»»

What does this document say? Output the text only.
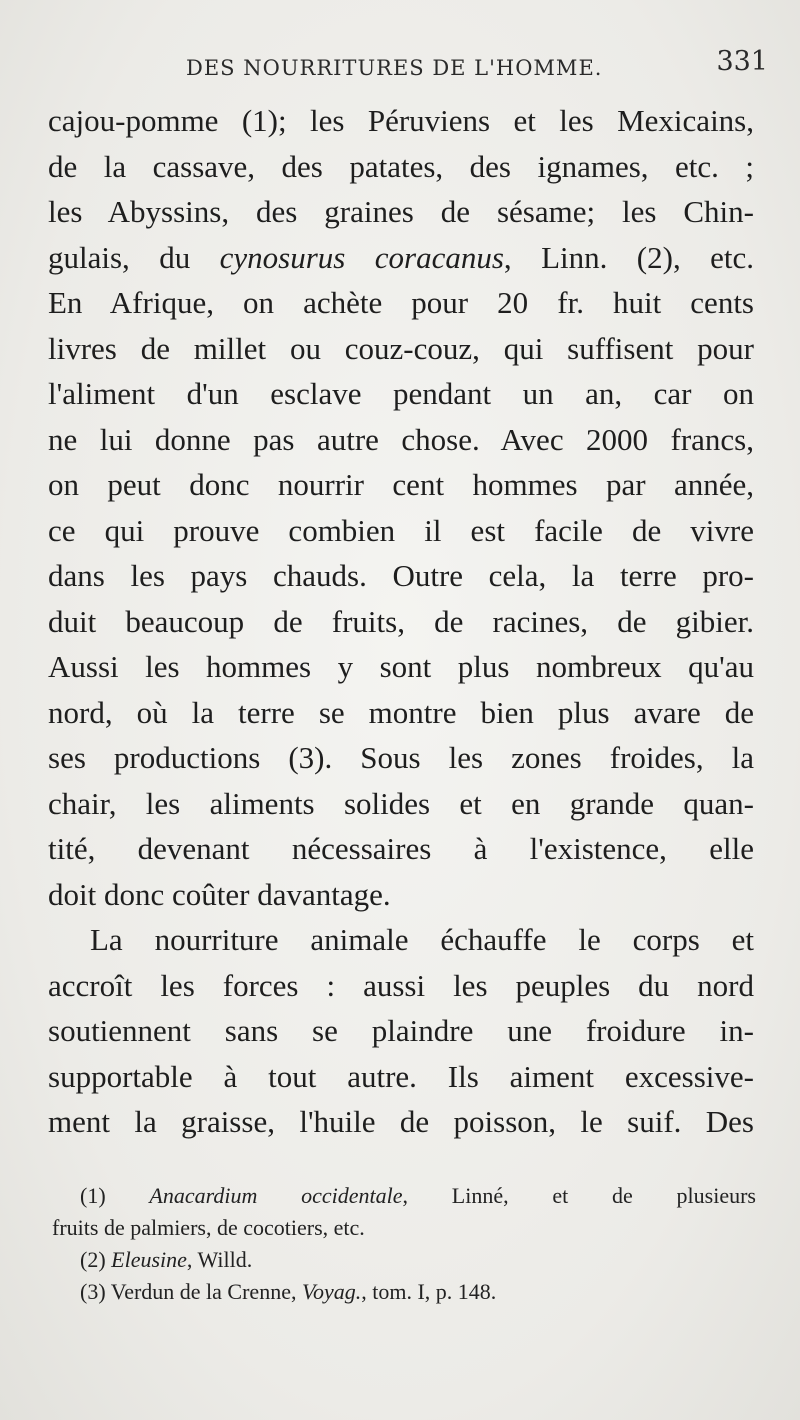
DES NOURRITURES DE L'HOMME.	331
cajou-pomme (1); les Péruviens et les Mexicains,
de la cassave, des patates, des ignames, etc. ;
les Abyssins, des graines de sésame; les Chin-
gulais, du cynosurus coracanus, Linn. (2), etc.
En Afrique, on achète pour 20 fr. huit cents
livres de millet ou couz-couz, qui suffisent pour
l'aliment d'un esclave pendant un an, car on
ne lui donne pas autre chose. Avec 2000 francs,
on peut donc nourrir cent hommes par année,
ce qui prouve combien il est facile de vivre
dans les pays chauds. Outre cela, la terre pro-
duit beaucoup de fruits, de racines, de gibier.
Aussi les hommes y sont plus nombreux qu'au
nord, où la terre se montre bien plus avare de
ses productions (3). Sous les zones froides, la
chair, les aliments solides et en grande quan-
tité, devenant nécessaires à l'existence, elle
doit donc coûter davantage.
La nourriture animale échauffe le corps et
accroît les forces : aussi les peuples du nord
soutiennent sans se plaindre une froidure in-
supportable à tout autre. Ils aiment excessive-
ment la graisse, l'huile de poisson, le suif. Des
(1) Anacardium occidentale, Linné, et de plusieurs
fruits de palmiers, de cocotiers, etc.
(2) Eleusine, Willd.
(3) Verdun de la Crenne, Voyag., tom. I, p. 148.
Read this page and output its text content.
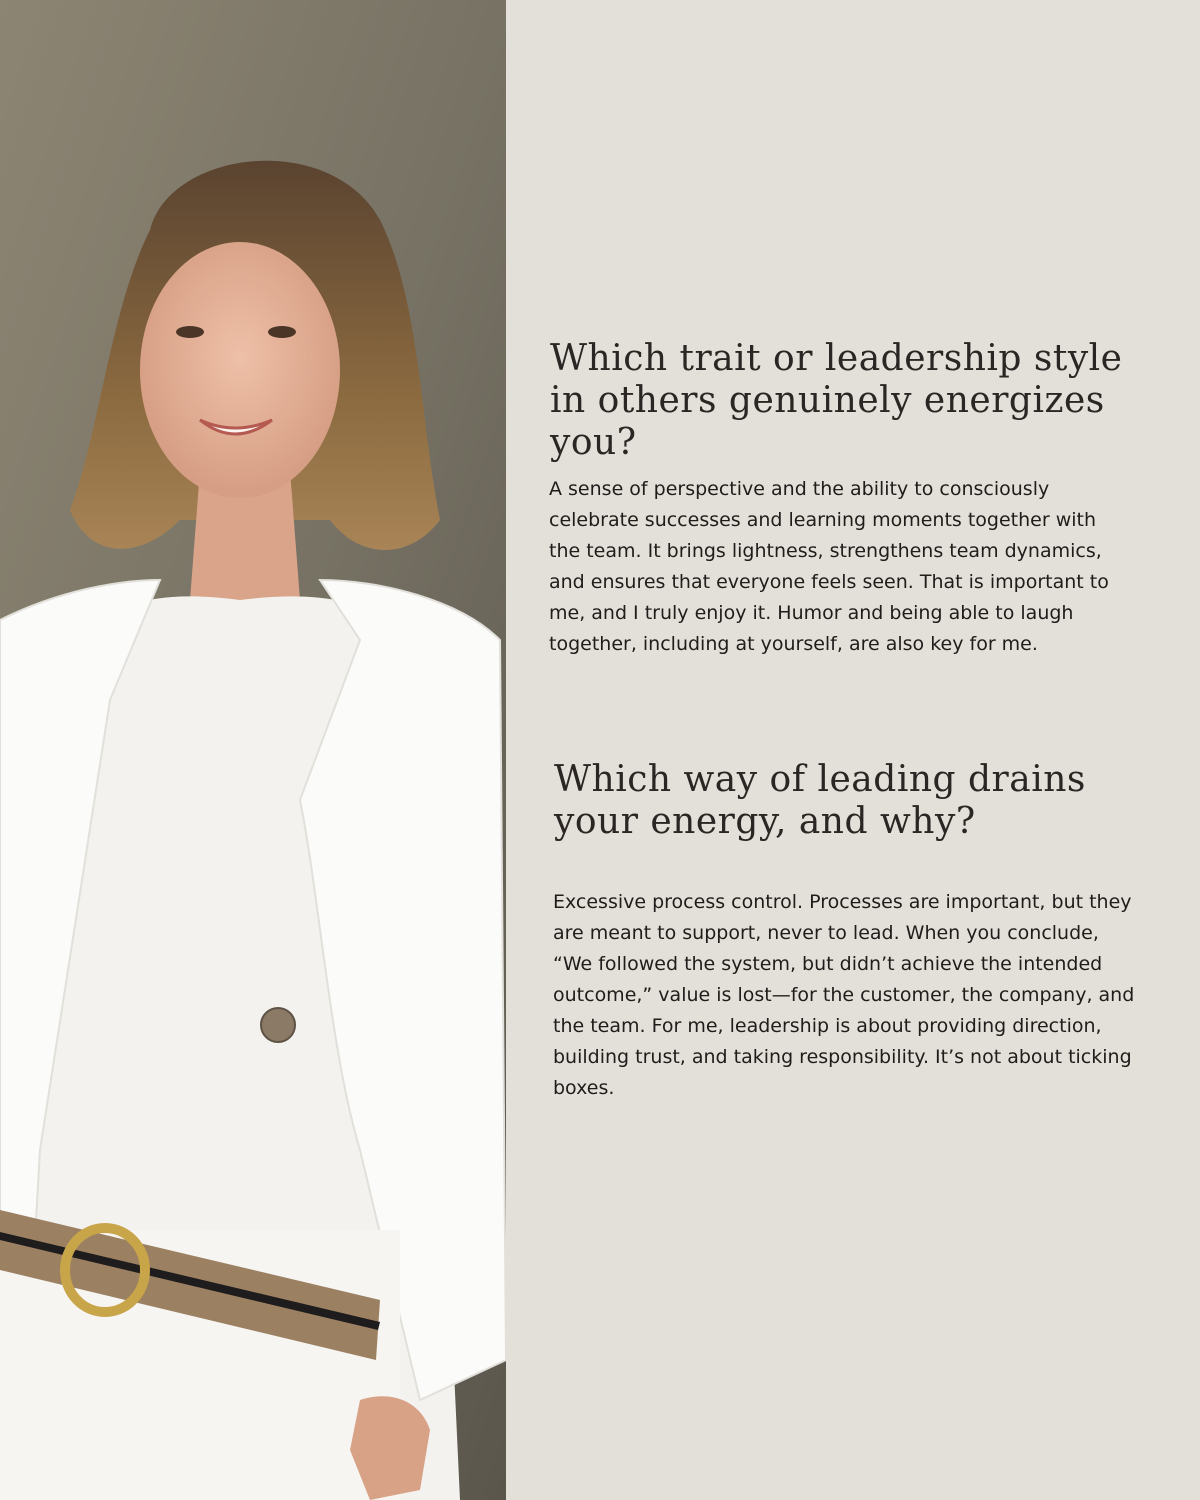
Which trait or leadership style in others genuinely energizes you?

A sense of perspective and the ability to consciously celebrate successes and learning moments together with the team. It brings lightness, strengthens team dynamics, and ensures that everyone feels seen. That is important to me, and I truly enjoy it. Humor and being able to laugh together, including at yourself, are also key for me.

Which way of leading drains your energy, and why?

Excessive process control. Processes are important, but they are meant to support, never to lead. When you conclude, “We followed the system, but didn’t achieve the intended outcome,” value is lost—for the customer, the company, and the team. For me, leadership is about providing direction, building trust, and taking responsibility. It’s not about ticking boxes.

««
»»

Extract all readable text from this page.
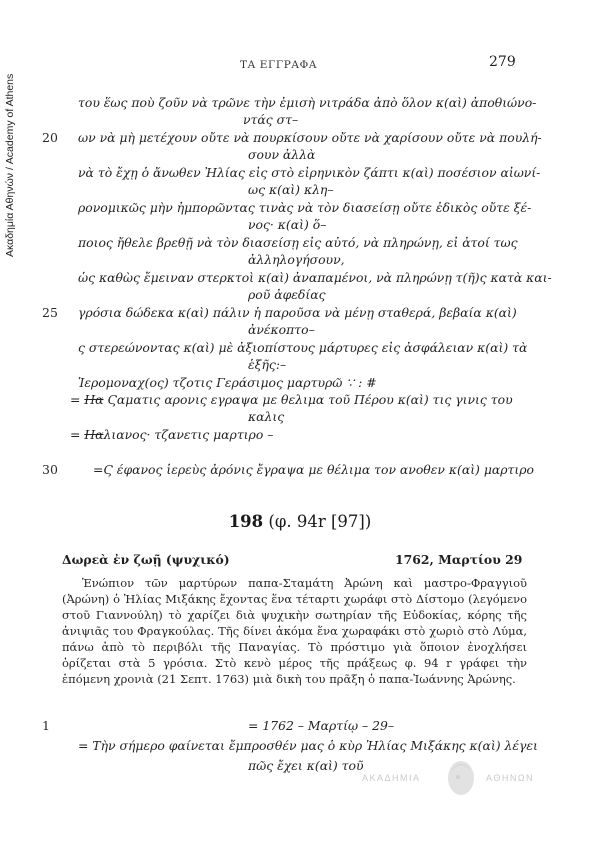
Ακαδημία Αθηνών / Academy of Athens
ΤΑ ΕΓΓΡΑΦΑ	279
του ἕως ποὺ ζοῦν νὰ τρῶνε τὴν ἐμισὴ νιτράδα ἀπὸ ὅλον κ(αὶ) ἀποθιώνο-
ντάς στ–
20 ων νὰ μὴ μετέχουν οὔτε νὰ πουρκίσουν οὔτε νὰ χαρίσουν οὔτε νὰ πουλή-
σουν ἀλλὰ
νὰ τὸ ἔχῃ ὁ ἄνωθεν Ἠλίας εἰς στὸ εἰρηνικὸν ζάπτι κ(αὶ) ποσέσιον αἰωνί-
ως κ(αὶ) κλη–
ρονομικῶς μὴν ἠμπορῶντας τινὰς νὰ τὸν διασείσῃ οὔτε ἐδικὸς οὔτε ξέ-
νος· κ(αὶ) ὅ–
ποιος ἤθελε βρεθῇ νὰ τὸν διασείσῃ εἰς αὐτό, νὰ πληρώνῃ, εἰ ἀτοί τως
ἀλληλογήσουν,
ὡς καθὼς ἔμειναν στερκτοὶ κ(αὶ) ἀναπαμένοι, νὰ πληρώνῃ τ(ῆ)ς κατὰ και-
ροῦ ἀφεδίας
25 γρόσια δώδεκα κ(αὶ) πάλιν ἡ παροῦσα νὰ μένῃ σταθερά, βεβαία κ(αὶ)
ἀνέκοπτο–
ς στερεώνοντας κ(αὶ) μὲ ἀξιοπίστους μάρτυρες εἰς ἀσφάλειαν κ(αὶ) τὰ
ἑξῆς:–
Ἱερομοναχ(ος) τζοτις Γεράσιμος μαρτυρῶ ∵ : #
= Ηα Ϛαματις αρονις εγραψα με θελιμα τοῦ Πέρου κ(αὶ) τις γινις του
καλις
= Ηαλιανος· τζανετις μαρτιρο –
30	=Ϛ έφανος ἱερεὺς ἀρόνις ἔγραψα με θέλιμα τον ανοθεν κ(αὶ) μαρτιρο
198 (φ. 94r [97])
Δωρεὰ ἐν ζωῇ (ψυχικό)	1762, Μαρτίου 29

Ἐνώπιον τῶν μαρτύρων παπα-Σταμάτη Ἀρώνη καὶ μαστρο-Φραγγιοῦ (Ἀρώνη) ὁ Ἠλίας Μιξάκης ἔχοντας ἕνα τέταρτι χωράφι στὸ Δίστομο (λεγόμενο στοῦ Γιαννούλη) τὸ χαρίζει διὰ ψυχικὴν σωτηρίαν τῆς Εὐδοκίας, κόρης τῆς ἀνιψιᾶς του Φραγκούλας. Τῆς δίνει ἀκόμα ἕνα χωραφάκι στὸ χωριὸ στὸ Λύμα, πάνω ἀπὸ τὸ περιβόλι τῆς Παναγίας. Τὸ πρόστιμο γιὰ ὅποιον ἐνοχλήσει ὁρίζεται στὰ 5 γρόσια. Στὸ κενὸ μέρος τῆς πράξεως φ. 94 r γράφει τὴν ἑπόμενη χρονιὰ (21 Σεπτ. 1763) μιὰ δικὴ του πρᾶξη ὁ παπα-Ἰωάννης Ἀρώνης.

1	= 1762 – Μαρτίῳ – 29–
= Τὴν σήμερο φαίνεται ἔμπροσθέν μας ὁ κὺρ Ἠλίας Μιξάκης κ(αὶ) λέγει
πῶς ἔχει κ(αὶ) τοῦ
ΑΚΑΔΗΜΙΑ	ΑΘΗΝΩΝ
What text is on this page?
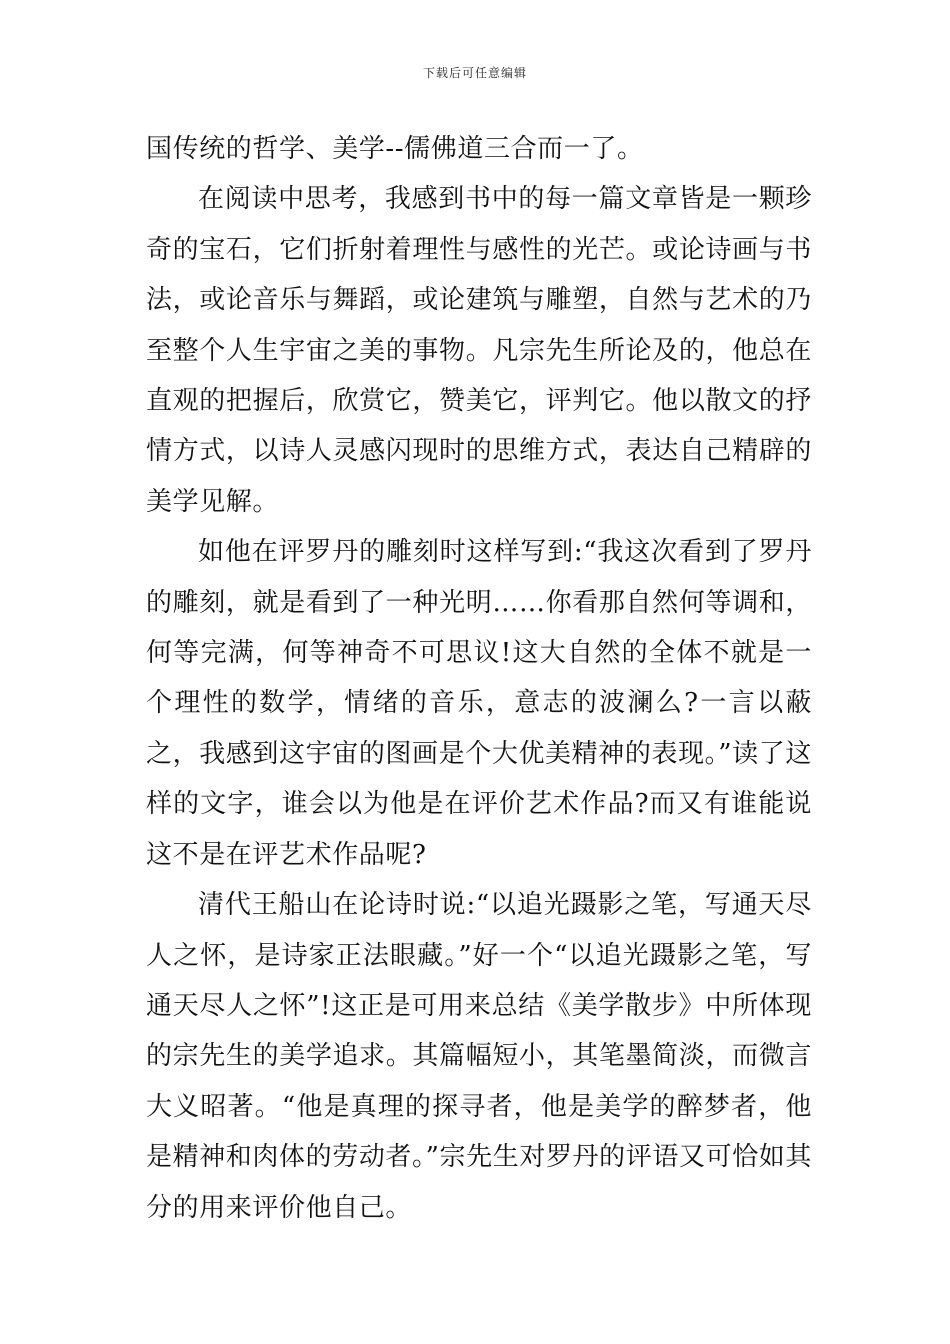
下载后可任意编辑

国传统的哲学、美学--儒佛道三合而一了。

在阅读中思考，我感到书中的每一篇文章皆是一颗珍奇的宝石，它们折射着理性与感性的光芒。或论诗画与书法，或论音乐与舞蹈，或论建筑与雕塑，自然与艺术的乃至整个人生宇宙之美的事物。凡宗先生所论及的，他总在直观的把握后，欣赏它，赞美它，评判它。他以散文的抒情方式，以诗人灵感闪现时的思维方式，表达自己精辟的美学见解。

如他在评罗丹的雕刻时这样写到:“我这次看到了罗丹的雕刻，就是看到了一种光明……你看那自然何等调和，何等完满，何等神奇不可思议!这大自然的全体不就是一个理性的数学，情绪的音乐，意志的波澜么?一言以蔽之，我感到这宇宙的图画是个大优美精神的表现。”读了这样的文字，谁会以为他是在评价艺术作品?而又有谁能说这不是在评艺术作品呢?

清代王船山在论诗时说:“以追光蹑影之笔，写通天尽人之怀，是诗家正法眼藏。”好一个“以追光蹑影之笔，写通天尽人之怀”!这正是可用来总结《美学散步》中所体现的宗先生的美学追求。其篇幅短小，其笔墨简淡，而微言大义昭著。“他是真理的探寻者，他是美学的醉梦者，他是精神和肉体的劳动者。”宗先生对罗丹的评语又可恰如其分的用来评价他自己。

««
»»

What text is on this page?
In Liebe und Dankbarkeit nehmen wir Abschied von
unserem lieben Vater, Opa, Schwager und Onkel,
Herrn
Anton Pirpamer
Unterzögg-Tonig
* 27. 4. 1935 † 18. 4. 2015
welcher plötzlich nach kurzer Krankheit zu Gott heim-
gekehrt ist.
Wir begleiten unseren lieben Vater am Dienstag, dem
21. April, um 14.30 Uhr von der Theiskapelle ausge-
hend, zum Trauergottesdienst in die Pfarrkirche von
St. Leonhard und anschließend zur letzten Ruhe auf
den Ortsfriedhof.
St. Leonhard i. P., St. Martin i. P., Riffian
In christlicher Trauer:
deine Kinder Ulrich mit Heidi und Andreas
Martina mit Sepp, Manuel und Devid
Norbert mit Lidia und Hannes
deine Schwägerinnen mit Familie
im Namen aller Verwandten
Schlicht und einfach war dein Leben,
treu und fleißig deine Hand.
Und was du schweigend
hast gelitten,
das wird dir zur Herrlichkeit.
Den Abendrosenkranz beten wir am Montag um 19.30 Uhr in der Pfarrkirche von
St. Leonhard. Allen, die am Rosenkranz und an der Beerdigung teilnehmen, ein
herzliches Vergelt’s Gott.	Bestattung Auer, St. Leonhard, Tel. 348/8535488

««

• Job:
Search the records for the string "deine" and return every line in which it occurs.

• Response for this exercise:
deine Kinder Ulrich mit Heidi und Andreas
deine Schwägerinnen mit Familie
treu und fleißig deine Hand.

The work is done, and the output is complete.